Your instructions
Every entry must be repeated exactly. Exclude all pictures.

Record set
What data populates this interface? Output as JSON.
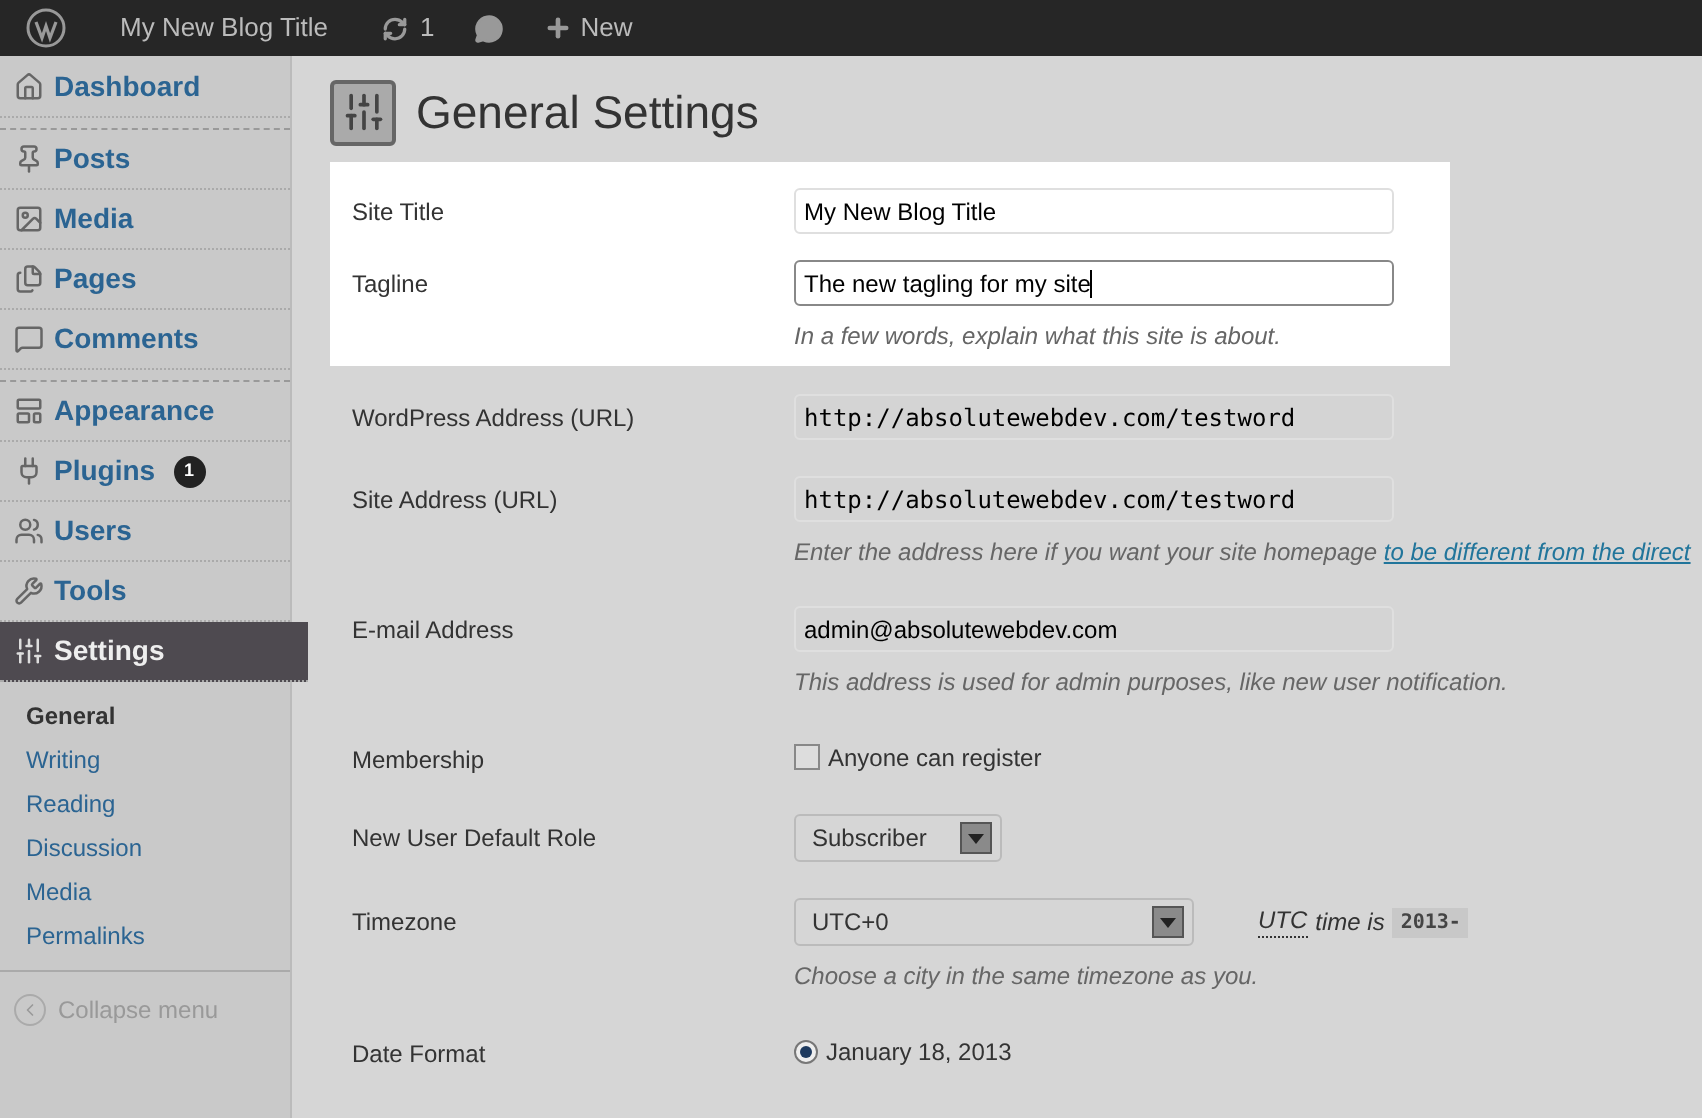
{
  "admin_bar": {
    "site_title": "My New Blog Title",
    "updates_count": "1",
    "new_label": "New"
  },
  "sidebar": {
    "groups": [
      [
        {
          "label": "Dashboard",
          "selected": false
        }
      ],
      [
        {
          "label": "Posts",
          "selected": false
        },
        {
          "label": "Media",
          "selected": false
        },
        {
          "label": "Pages",
          "selected": false
        },
        {
          "label": "Comments",
          "selected": false
        }
      ],
      [
        {
          "label": "Appearance",
          "selected": false
        },
        {
          "label": "Plugins",
          "selected": false,
          "badge": "1"
        },
        {
          "label": "Users",
          "selected": false
        },
        {
          "label": "Tools",
          "selected": false
        },
        {
          "label": "Settings",
          "selected": true
        }
      ]
    ],
    "submenu": [
      {
        "label": "General",
        "selected": true
      },
      {
        "label": "Writing",
        "selected": false
      },
      {
        "label": "Reading",
        "selected": false
      },
      {
        "label": "Discussion",
        "selected": false
      },
      {
        "label": "Media",
        "selected": false
      },
      {
        "label": "Permalinks",
        "selected": false
      }
    ],
    "collapse_label": "Collapse menu"
  },
  "page_title": "General Settings",
  "highlighted_fields": [
    {
      "kind": "text",
      "label": "Site Title",
      "value": "My New Blog Title",
      "focused": false
    },
    {
      "kind": "text",
      "label": "Tagline",
      "value": "The new tagling for my site",
      "focused": true,
      "description": "In a few words, explain what this site is about."
    }
  ],
  "fields": [
    {
      "kind": "code",
      "label": "WordPress Address (URL)",
      "value": "http://absolutewebdev.com/testword"
    },
    {
      "kind": "code",
      "label": "Site Address (URL)",
      "value": "http://absolutewebdev.com/testword",
      "description": "Enter the address here if you want your site homepage",
      "description_link": "to be different from the direct"
    },
    {
      "kind": "text",
      "label": "E-mail Address",
      "value": "admin@absolutewebdev.com",
      "description": "This address is used for admin purposes, like new user notification."
    },
    {
      "kind": "checkbox",
      "label": "Membership",
      "option": "Anyone can register",
      "checked": false
    },
    {
      "kind": "select",
      "label": "New User Default Role",
      "value": "Subscriber"
    },
    {
      "kind": "timezone",
      "label": "Timezone",
      "value": "UTC+0",
      "abbr": "UTC",
      "time_label": "time is",
      "time": "2013-",
      "description": "Choose a city in the same timezone as you."
    },
    {
      "kind": "radio",
      "label": "Date Format",
      "option": "January 18, 2013",
      "selected": true
    }
  ]
}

Solution to this exercise
What data populates this interface? Output as JSON.
{
  "admin_bar": {
    "site_title": "My New Blog Title",
    "updates_count": "1",
    "new_label": "New"
  },
  "sidebar": {
    "groups": [
      [
        {
          "label": "Dashboard",
          "selected": false
        }
      ],
      [
        {
          "label": "Posts",
          "selected": false
        },
        {
          "label": "Media",
          "selected": false
        },
        {
          "label": "Pages",
          "selected": false
        },
        {
          "label": "Comments",
          "selected": false
        }
      ],
      [
        {
          "label": "Appearance",
          "selected": false
        },
        {
          "label": "Plugins",
          "selected": false,
          "badge": "1"
        },
        {
          "label": "Users",
          "selected": false
        },
        {
          "label": "Tools",
          "selected": false
        },
        {
          "label": "Settings",
          "selected": true
        }
      ]
    ],
    "submenu": [
      {
        "label": "General",
        "selected": true
      },
      {
        "label": "Writing",
        "selected": false
      },
      {
        "label": "Reading",
        "selected": false
      },
      {
        "label": "Discussion",
        "selected": false
      },
      {
        "label": "Media",
        "selected": false
      },
      {
        "label": "Permalinks",
        "selected": false
      }
    ],
    "collapse_label": "Collapse menu"
  },
  "page_title": "General Settings",
  "highlighted_fields": [
    {
      "kind": "text",
      "label": "Site Title",
      "value": "My New Blog Title",
      "focused": false
    },
    {
      "kind": "text",
      "label": "Tagline",
      "value": "The new tagling for my site",
      "focused": true,
      "description": "In a few words, explain what this site is about."
    }
  ],
  "fields": [
    {
      "kind": "code",
      "label": "WordPress Address (URL)",
      "value": "http://absolutewebdev.com/testword"
    },
    {
      "kind": "code",
      "label": "Site Address (URL)",
      "value": "http://absolutewebdev.com/testword",
      "description": "Enter the address here if you want your site homepage",
      "description_link": "to be different from the direct"
    },
    {
      "kind": "text",
      "label": "E-mail Address",
      "value": "admin@absolutewebdev.com",
      "description": "This address is used for admin purposes, like new user notification."
    },
    {
      "kind": "checkbox",
      "label": "Membership",
      "option": "Anyone can register",
      "checked": false
    },
    {
      "kind": "select",
      "label": "New User Default Role",
      "value": "Subscriber"
    },
    {
      "kind": "timezone",
      "label": "Timezone",
      "value": "UTC+0",
      "abbr": "UTC",
      "time_label": "time is",
      "time": "2013-",
      "description": "Choose a city in the same timezone as you."
    },
    {
      "kind": "radio",
      "label": "Date Format",
      "option": "January 18, 2013",
      "selected": true
    }
  ]
}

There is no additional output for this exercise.